To be done
Filter this material down to the lines that hold "JSON", copying each one.

Data excerpts
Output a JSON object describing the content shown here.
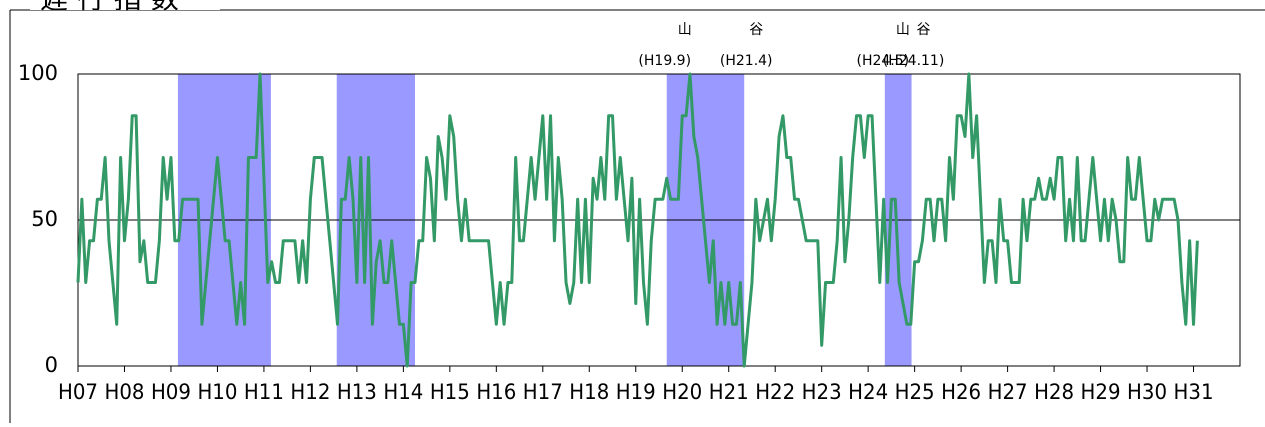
{
  "chart_data": {
    "type": "line",
    "title": "遅 行 指 数",
    "x": [
      0,
      1,
      2,
      3,
      4,
      5,
      6,
      7,
      8,
      9,
      10,
      11,
      12,
      13,
      14,
      15,
      16,
      17,
      18,
      19,
      20,
      21,
      22,
      23,
      24,
      25,
      26,
      27,
      28,
      29,
      30,
      31,
      32,
      33,
      34,
      35,
      36,
      37,
      38,
      39,
      40,
      41,
      42,
      43,
      44,
      45,
      46,
      47,
      48,
      49,
      50,
      51,
      52,
      53,
      54,
      55,
      56,
      57,
      58,
      59,
      60,
      61,
      62,
      63,
      64,
      65,
      66,
      67,
      68,
      69,
      70,
      71,
      72,
      73,
      74,
      75,
      76,
      77,
      78,
      79,
      80,
      81,
      82,
      83,
      84,
      85,
      86,
      87,
      88,
      89,
      90,
      91,
      92,
      93,
      94,
      95,
      96,
      97,
      98,
      99,
      100,
      101,
      102,
      103,
      104,
      105,
      106,
      107,
      108,
      109,
      110,
      111,
      112,
      113,
      114,
      115,
      116,
      117,
      118,
      119,
      120,
      121,
      122,
      123,
      124,
      125,
      126,
      127,
      128,
      129,
      130,
      131,
      132,
      133,
      134,
      135,
      136,
      137,
      138,
      139,
      140,
      141,
      142,
      143,
      144,
      145,
      146,
      147,
      148,
      149,
      150,
      151,
      152,
      153,
      154,
      155,
      156,
      157,
      158,
      159,
      160,
      161,
      162,
      163,
      164,
      165,
      166,
      167,
      168,
      169,
      170,
      171,
      172,
      173,
      174,
      175,
      176,
      177,
      178,
      179,
      180,
      181,
      182,
      183,
      184,
      185,
      186,
      187,
      188,
      189,
      190,
      191,
      192,
      193,
      194,
      195,
      196,
      197,
      198,
      199,
      200,
      201,
      202,
      203,
      204,
      205,
      206,
      207,
      208,
      209,
      210,
      211,
      212,
      213,
      214,
      215,
      216,
      217,
      218,
      219,
      220,
      221,
      222,
      223,
      224,
      225,
      226,
      227,
      228,
      229,
      230,
      231,
      232,
      233,
      234,
      235,
      236,
      237,
      238,
      239,
      240,
      241,
      242,
      243,
      244,
      245,
      246,
      247,
      248,
      249,
      250,
      251,
      252,
      253,
      254,
      255,
      256,
      257,
      258,
      259,
      260,
      261,
      262,
      263,
      264,
      265,
      266,
      267,
      268,
      269,
      270,
      271,
      272,
      273,
      274,
      275,
      276,
      277,
      278,
      279,
      280,
      281,
      282,
      283,
      284,
      285,
      286,
      287,
      288,
      289
    ],
    "series": [
      {
        "color": "#339966",
        "values": [
          28.6,
          57.1,
          28.6,
          42.9,
          42.9,
          57.1,
          57.1,
          71.4,
          42.9,
          28.6,
          14.3,
          71.4,
          42.9,
          57.1,
          85.7,
          85.7,
          35.7,
          42.9,
          28.6,
          28.6,
          28.6,
          42.9,
          71.4,
          57.1,
          71.4,
          42.9,
          42.9,
          57.1,
          57.1,
          57.1,
          57.1,
          57.1,
          14.3,
          28.6,
          42.9,
          57.1,
          71.4,
          57.1,
          42.9,
          42.9,
          28.6,
          14.3,
          28.6,
          14.3,
          71.4,
          71.4,
          71.4,
          100,
          64.3,
          28.6,
          35.7,
          28.6,
          28.6,
          42.9,
          42.9,
          42.9,
          42.9,
          28.6,
          42.9,
          28.6,
          57.1,
          71.4,
          71.4,
          71.4,
          57.1,
          42.9,
          28.6,
          14.3,
          57.1,
          57.1,
          71.4,
          57.1,
          28.6,
          71.4,
          28.6,
          71.4,
          14.3,
          35.7,
          42.9,
          28.6,
          28.6,
          42.9,
          28.6,
          14.3,
          14.3,
          0,
          28.6,
          28.6,
          42.9,
          42.9,
          71.4,
          64.3,
          42.9,
          78.6,
          71.4,
          57.1,
          85.7,
          78.6,
          57.1,
          42.9,
          57.1,
          42.9,
          42.9,
          42.9,
          42.9,
          42.9,
          42.9,
          28.6,
          14.3,
          28.6,
          14.3,
          28.6,
          28.6,
          71.4,
          42.9,
          42.9,
          57.1,
          71.4,
          57.1,
          71.4,
          85.7,
          57.1,
          85.7,
          42.9,
          71.4,
          57.1,
          28.6,
          21.4,
          28.6,
          57.1,
          28.6,
          57.1,
          28.6,
          64.3,
          57.1,
          71.4,
          57.1,
          85.7,
          85.7,
          57.1,
          71.4,
          57.1,
          42.9,
          64.3,
          21.4,
          57.1,
          28.6,
          14.3,
          42.9,
          57.1,
          57.1,
          57.1,
          64.3,
          57.1,
          57.1,
          57.1,
          85.7,
          85.7,
          100,
          78.6,
          71.4,
          57.1,
          42.9,
          28.6,
          42.9,
          14.3,
          28.6,
          14.3,
          28.6,
          14.3,
          14.3,
          28.6,
          0,
          14.3,
          28.6,
          57.1,
          42.9,
          50,
          57.1,
          42.9,
          57.1,
          78.6,
          85.7,
          71.4,
          71.4,
          57.1,
          57.1,
          50,
          42.9,
          42.9,
          42.9,
          42.9,
          7.1,
          28.6,
          28.6,
          28.6,
          42.9,
          71.4,
          35.7,
          50,
          71.4,
          85.7,
          85.7,
          71.4,
          85.7,
          85.7,
          57.1,
          28.6,
          57.1,
          28.6,
          57.1,
          57.1,
          28.6,
          21.4,
          14.3,
          14.3,
          35.7,
          35.7,
          42.9,
          57.1,
          57.1,
          42.9,
          57.1,
          57.1,
          42.9,
          71.4,
          57.1,
          85.7,
          85.7,
          78.6,
          100,
          71.4,
          85.7,
          57.1,
          28.6,
          42.9,
          42.9,
          28.6,
          57.1,
          42.9,
          42.9,
          28.6,
          28.6,
          28.6,
          57.1,
          42.9,
          57.1,
          57.1,
          64.3,
          57.1,
          57.1,
          64.3,
          57.1,
          71.4,
          71.4,
          42.9,
          57.1,
          42.9,
          71.4,
          42.9,
          42.9,
          57.1,
          71.4,
          57.1,
          42.9,
          57.1,
          42.9,
          57.1,
          50,
          35.7,
          35.7,
          71.4,
          57.1,
          57.1,
          71.4,
          57.1,
          42.9,
          42.9,
          57.1,
          50,
          57.1,
          57.1,
          57.1,
          57.1,
          50,
          28.6,
          14.3,
          42.9,
          14.3,
          42.9
        ]
      }
    ],
    "recession_color": "#9999ff",
    "recessions": [
      {
        "start": 25.8,
        "end": 49.8
      },
      {
        "start": 66.8,
        "end": 87
      },
      {
        "start": 152,
        "end": 172,
        "peak_label": "山",
        "peak_date": "(H19.9)",
        "trough_label": "谷",
        "trough_date": "(H21.4)"
      },
      {
        "start": 208.3,
        "end": 215.2,
        "peak_label": "山",
        "peak_date": "(H24.5)",
        "trough_label": "谷",
        "trough_date": "(H24.11)"
      }
    ],
    "xlim": [
      0,
      300
    ],
    "xticks": [
      {
        "value": 0,
        "label": "H07"
      },
      {
        "value": 12,
        "label": "H08"
      },
      {
        "value": 24,
        "label": "H09"
      },
      {
        "value": 36,
        "label": "H10"
      },
      {
        "value": 48,
        "label": "H11"
      },
      {
        "value": 60,
        "label": "H12"
      },
      {
        "value": 72,
        "label": "H13"
      },
      {
        "value": 84,
        "label": "H14"
      },
      {
        "value": 96,
        "label": "H15"
      },
      {
        "value": 108,
        "label": "H16"
      },
      {
        "value": 120,
        "label": "H17"
      },
      {
        "value": 132,
        "label": "H18"
      },
      {
        "value": 144,
        "label": "H19"
      },
      {
        "value": 156,
        "label": "H20"
      },
      {
        "value": 168,
        "label": "H21"
      },
      {
        "value": 180,
        "label": "H22"
      },
      {
        "value": 192,
        "label": "H23"
      },
      {
        "value": 204,
        "label": "H24"
      },
      {
        "value": 216,
        "label": "H25"
      },
      {
        "value": 228,
        "label": "H26"
      },
      {
        "value": 240,
        "label": "H27"
      },
      {
        "value": 252,
        "label": "H28"
      },
      {
        "value": 264,
        "label": "H29"
      },
      {
        "value": 276,
        "label": "H30"
      },
      {
        "value": 288,
        "label": "H31"
      }
    ],
    "ylim": [
      0,
      100
    ],
    "yticks": [
      0,
      50,
      100
    ],
    "grid": true
  }
}
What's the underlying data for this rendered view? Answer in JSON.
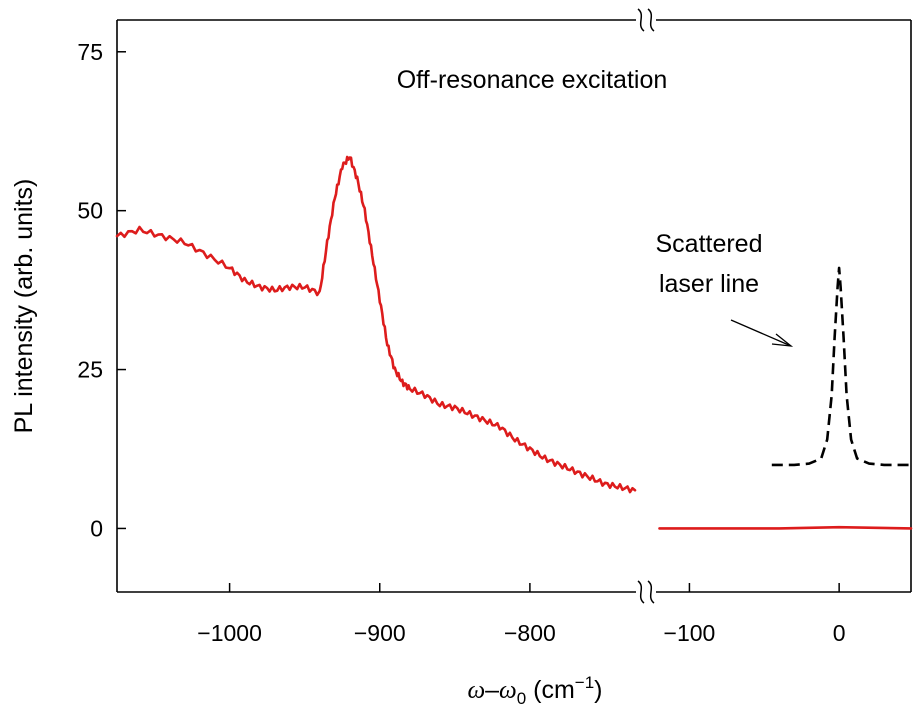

The output
Output a JSON object describing the content shown here.
What's the underlying data for this rendered view? Answer in JSON.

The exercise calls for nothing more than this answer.